Exercise input.
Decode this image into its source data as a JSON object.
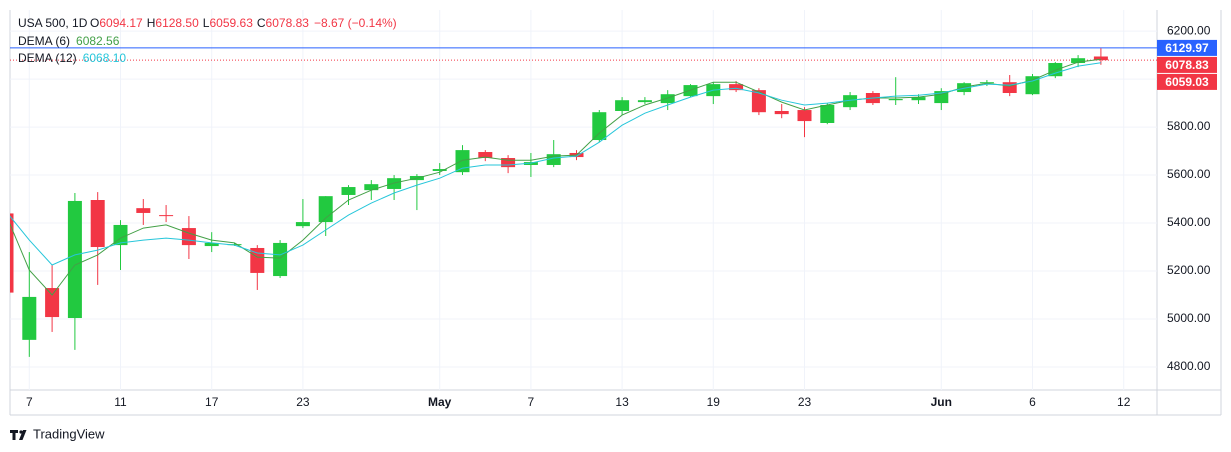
{
  "chart_data": {
    "type": "candlestick",
    "title": "USA 500, 1D",
    "quote": [
      {
        "label": "O",
        "value": 6094.17
      },
      {
        "label": "H",
        "value": 6128.5,
        "value_label": "6128.50"
      },
      {
        "label": "L",
        "value": 6059.63
      },
      {
        "label": "C",
        "value": 6078.83
      }
    ],
    "change": {
      "value": -8.67,
      "label": "−8.67 (−0.14%)"
    },
    "categories": [
      null,
      "7",
      null,
      null,
      null,
      "11",
      null,
      null,
      null,
      "17",
      null,
      null,
      null,
      "23",
      null,
      null,
      null,
      null,
      null,
      "May",
      null,
      null,
      null,
      "7",
      null,
      null,
      null,
      "13",
      null,
      null,
      null,
      "19",
      null,
      null,
      null,
      "23",
      null,
      null,
      null,
      null,
      null,
      "Jun",
      null,
      null,
      null,
      "6",
      null,
      null,
      null,
      "12"
    ],
    "series": [
      {
        "name": "USA 500",
        "up_color": "#22c940",
        "down_color": "#f23645",
        "open": [
          5440,
          4913,
          5129,
          5004,
          5496,
          5308,
          5462,
          5433,
          5379,
          5304,
          5310,
          5296,
          5179,
          5387,
          5404,
          5517,
          5537,
          5542,
          5579,
          5617,
          5612,
          5696,
          5671,
          5642,
          5642,
          5692,
          5746,
          5867,
          5904,
          5900,
          5929,
          5929,
          5979,
          5954,
          5867,
          5871,
          5817,
          5883,
          5942,
          5912,
          5912,
          5900,
          5946,
          5983,
          5987,
          5937,
          6012,
          6067,
          6094.17,
          null
        ],
        "high": [
          5450,
          5279,
          5225,
          5525,
          5529,
          5412,
          5500,
          5475,
          5429,
          5362,
          5318,
          5308,
          5329,
          5500,
          5512,
          5558,
          5579,
          5600,
          5604,
          5650,
          5725,
          5704,
          5683,
          5692,
          5746,
          5704,
          5871,
          5925,
          5925,
          5954,
          5979,
          5987,
          5992,
          5962,
          5896,
          5883,
          5900,
          5946,
          5950,
          6008,
          5937,
          5962,
          5987,
          5996,
          6017,
          6021,
          6071,
          6100,
          6128.5,
          null
        ],
        "low": [
          5100,
          4842,
          4946,
          4871,
          5142,
          5204,
          5392,
          5404,
          5250,
          5279,
          5305,
          5121,
          5171,
          5379,
          5346,
          5475,
          5496,
          5496,
          5454,
          5600,
          5600,
          5658,
          5608,
          5592,
          5633,
          5662,
          5737,
          5850,
          5896,
          5871,
          5925,
          5896,
          5946,
          5850,
          5837,
          5758,
          5812,
          5871,
          5892,
          5892,
          5896,
          5871,
          5933,
          5971,
          5929,
          5933,
          6004,
          6050,
          6059.63,
          null
        ],
        "close": [
          5110,
          5092,
          5008,
          5492,
          5300,
          5392,
          5442,
          5429,
          5308,
          5317,
          5312,
          5192,
          5317,
          5404,
          5512,
          5550,
          5562,
          5587,
          5596,
          5625,
          5704,
          5671,
          5633,
          5654,
          5687,
          5675,
          5862,
          5912,
          5912,
          5937,
          5975,
          5979,
          5954,
          5862,
          5854,
          5825,
          5892,
          5933,
          5900,
          5917,
          5925,
          5950,
          5983,
          5987,
          5942,
          6012,
          6067,
          6087,
          6078.83,
          null
        ]
      }
    ],
    "indicators": [
      {
        "name": "DEMA (6)",
        "color": "#43a047",
        "values": [
          5430,
          5204,
          5100,
          5225,
          5267,
          5337,
          5379,
          5392,
          5358,
          5329,
          5317,
          5258,
          5254,
          5329,
          5421,
          5496,
          5537,
          5567,
          5587,
          5612,
          5662,
          5675,
          5662,
          5662,
          5679,
          5683,
          5775,
          5850,
          5892,
          5921,
          5954,
          5987,
          5987,
          5946,
          5904,
          5871,
          5892,
          5912,
          5921,
          5921,
          5925,
          5937,
          5967,
          5983,
          5971,
          5996,
          6037,
          6071,
          6082.56,
          null
        ]
      },
      {
        "name": "DEMA (12)",
        "color": "#26c6da",
        "values": [
          5446,
          5329,
          5225,
          5267,
          5287,
          5317,
          5329,
          5337,
          5329,
          5317,
          5308,
          5275,
          5267,
          5308,
          5371,
          5433,
          5483,
          5525,
          5558,
          5587,
          5629,
          5642,
          5642,
          5650,
          5671,
          5679,
          5737,
          5808,
          5858,
          5892,
          5925,
          5954,
          5962,
          5942,
          5912,
          5892,
          5900,
          5912,
          5921,
          5929,
          5933,
          5942,
          5962,
          5979,
          5975,
          5992,
          6025,
          6054,
          6068.1,
          null
        ],
        "value_labels": [
          null,
          null,
          null,
          null,
          null,
          null,
          null,
          null,
          null,
          null,
          null,
          null,
          null,
          null,
          null,
          null,
          null,
          null,
          null,
          null,
          null,
          null,
          null,
          null,
          null,
          null,
          null,
          null,
          null,
          null,
          null,
          null,
          null,
          null,
          null,
          null,
          null,
          null,
          null,
          null,
          null,
          null,
          null,
          null,
          null,
          null,
          null,
          null,
          "6068.10",
          null
        ]
      }
    ],
    "price_tags": [
      {
        "value": 6129.97,
        "color": "#2962ff",
        "line": "solid"
      },
      {
        "value": 6078.83,
        "color": "#f23645",
        "line": "dotted"
      },
      {
        "value": 6059.03,
        "color": "#f23645"
      }
    ],
    "ylim": [
      4704,
      6288
    ],
    "yticks": [
      {
        "value": 4800,
        "label": "4800.00"
      },
      {
        "value": 5000,
        "label": "5000.00"
      },
      {
        "value": 5200,
        "label": "5200.00"
      },
      {
        "value": 5400,
        "label": "5400.00"
      },
      {
        "value": 5600,
        "label": "5600.00"
      },
      {
        "value": 5800,
        "label": "5800.00"
      },
      {
        "value": 6000,
        "label": "6000.00"
      },
      {
        "value": 6200,
        "label": "6200.00"
      }
    ],
    "grid": true,
    "footer": "TradingView"
  }
}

Task requirements. Pictures are not part of the copy; reproduce everything else in the records exactly.

Output for this task.
Decode this image into its source data as a JSON object.
{
  "chart_data": {
    "type": "candlestick",
    "title": "USA 500, 1D",
    "quote": [
      {
        "label": "O",
        "value": 6094.17
      },
      {
        "label": "H",
        "value": 6128.5,
        "value_label": "6128.50"
      },
      {
        "label": "L",
        "value": 6059.63
      },
      {
        "label": "C",
        "value": 6078.83
      }
    ],
    "change": {
      "value": -8.67,
      "label": "−8.67 (−0.14%)"
    },
    "categories": [
      null,
      "7",
      null,
      null,
      null,
      "11",
      null,
      null,
      null,
      "17",
      null,
      null,
      null,
      "23",
      null,
      null,
      null,
      null,
      null,
      "May",
      null,
      null,
      null,
      "7",
      null,
      null,
      null,
      "13",
      null,
      null,
      null,
      "19",
      null,
      null,
      null,
      "23",
      null,
      null,
      null,
      null,
      null,
      "Jun",
      null,
      null,
      null,
      "6",
      null,
      null,
      null,
      "12"
    ],
    "series": [
      {
        "name": "USA 500",
        "up_color": "#22c940",
        "down_color": "#f23645",
        "open": [
          5440,
          4913,
          5129,
          5004,
          5496,
          5308,
          5462,
          5433,
          5379,
          5304,
          5310,
          5296,
          5179,
          5387,
          5404,
          5517,
          5537,
          5542,
          5579,
          5617,
          5612,
          5696,
          5671,
          5642,
          5642,
          5692,
          5746,
          5867,
          5904,
          5900,
          5929,
          5929,
          5979,
          5954,
          5867,
          5871,
          5817,
          5883,
          5942,
          5912,
          5912,
          5900,
          5946,
          5983,
          5987,
          5937,
          6012,
          6067,
          6094.17,
          null
        ],
        "high": [
          5450,
          5279,
          5225,
          5525,
          5529,
          5412,
          5500,
          5475,
          5429,
          5362,
          5318,
          5308,
          5329,
          5500,
          5512,
          5558,
          5579,
          5600,
          5604,
          5650,
          5725,
          5704,
          5683,
          5692,
          5746,
          5704,
          5871,
          5925,
          5925,
          5954,
          5979,
          5987,
          5992,
          5962,
          5896,
          5883,
          5900,
          5946,
          5950,
          6008,
          5937,
          5962,
          5987,
          5996,
          6017,
          6021,
          6071,
          6100,
          6128.5,
          null
        ],
        "low": [
          5100,
          4842,
          4946,
          4871,
          5142,
          5204,
          5392,
          5404,
          5250,
          5279,
          5305,
          5121,
          5171,
          5379,
          5346,
          5475,
          5496,
          5496,
          5454,
          5600,
          5600,
          5658,
          5608,
          5592,
          5633,
          5662,
          5737,
          5850,
          5896,
          5871,
          5925,
          5896,
          5946,
          5850,
          5837,
          5758,
          5812,
          5871,
          5892,
          5892,
          5896,
          5871,
          5933,
          5971,
          5929,
          5933,
          6004,
          6050,
          6059.63,
          null
        ],
        "close": [
          5110,
          5092,
          5008,
          5492,
          5300,
          5392,
          5442,
          5429,
          5308,
          5317,
          5312,
          5192,
          5317,
          5404,
          5512,
          5550,
          5562,
          5587,
          5596,
          5625,
          5704,
          5671,
          5633,
          5654,
          5687,
          5675,
          5862,
          5912,
          5912,
          5937,
          5975,
          5979,
          5954,
          5862,
          5854,
          5825,
          5892,
          5933,
          5900,
          5917,
          5925,
          5950,
          5983,
          5987,
          5942,
          6012,
          6067,
          6087,
          6078.83,
          null
        ]
      }
    ],
    "indicators": [
      {
        "name": "DEMA (6)",
        "color": "#43a047",
        "values": [
          5430,
          5204,
          5100,
          5225,
          5267,
          5337,
          5379,
          5392,
          5358,
          5329,
          5317,
          5258,
          5254,
          5329,
          5421,
          5496,
          5537,
          5567,
          5587,
          5612,
          5662,
          5675,
          5662,
          5662,
          5679,
          5683,
          5775,
          5850,
          5892,
          5921,
          5954,
          5987,
          5987,
          5946,
          5904,
          5871,
          5892,
          5912,
          5921,
          5921,
          5925,
          5937,
          5967,
          5983,
          5971,
          5996,
          6037,
          6071,
          6082.56,
          null
        ]
      },
      {
        "name": "DEMA (12)",
        "color": "#26c6da",
        "values": [
          5446,
          5329,
          5225,
          5267,
          5287,
          5317,
          5329,
          5337,
          5329,
          5317,
          5308,
          5275,
          5267,
          5308,
          5371,
          5433,
          5483,
          5525,
          5558,
          5587,
          5629,
          5642,
          5642,
          5650,
          5671,
          5679,
          5737,
          5808,
          5858,
          5892,
          5925,
          5954,
          5962,
          5942,
          5912,
          5892,
          5900,
          5912,
          5921,
          5929,
          5933,
          5942,
          5962,
          5979,
          5975,
          5992,
          6025,
          6054,
          6068.1,
          null
        ],
        "value_labels": [
          null,
          null,
          null,
          null,
          null,
          null,
          null,
          null,
          null,
          null,
          null,
          null,
          null,
          null,
          null,
          null,
          null,
          null,
          null,
          null,
          null,
          null,
          null,
          null,
          null,
          null,
          null,
          null,
          null,
          null,
          null,
          null,
          null,
          null,
          null,
          null,
          null,
          null,
          null,
          null,
          null,
          null,
          null,
          null,
          null,
          null,
          null,
          null,
          "6068.10",
          null
        ]
      }
    ],
    "price_tags": [
      {
        "value": 6129.97,
        "color": "#2962ff",
        "line": "solid"
      },
      {
        "value": 6078.83,
        "color": "#f23645",
        "line": "dotted"
      },
      {
        "value": 6059.03,
        "color": "#f23645"
      }
    ],
    "ylim": [
      4704,
      6288
    ],
    "yticks": [
      {
        "value": 4800,
        "label": "4800.00"
      },
      {
        "value": 5000,
        "label": "5000.00"
      },
      {
        "value": 5200,
        "label": "5200.00"
      },
      {
        "value": 5400,
        "label": "5400.00"
      },
      {
        "value": 5600,
        "label": "5600.00"
      },
      {
        "value": 5800,
        "label": "5800.00"
      },
      {
        "value": 6000,
        "label": "6000.00"
      },
      {
        "value": 6200,
        "label": "6200.00"
      }
    ],
    "grid": true,
    "footer": "TradingView"
  }
}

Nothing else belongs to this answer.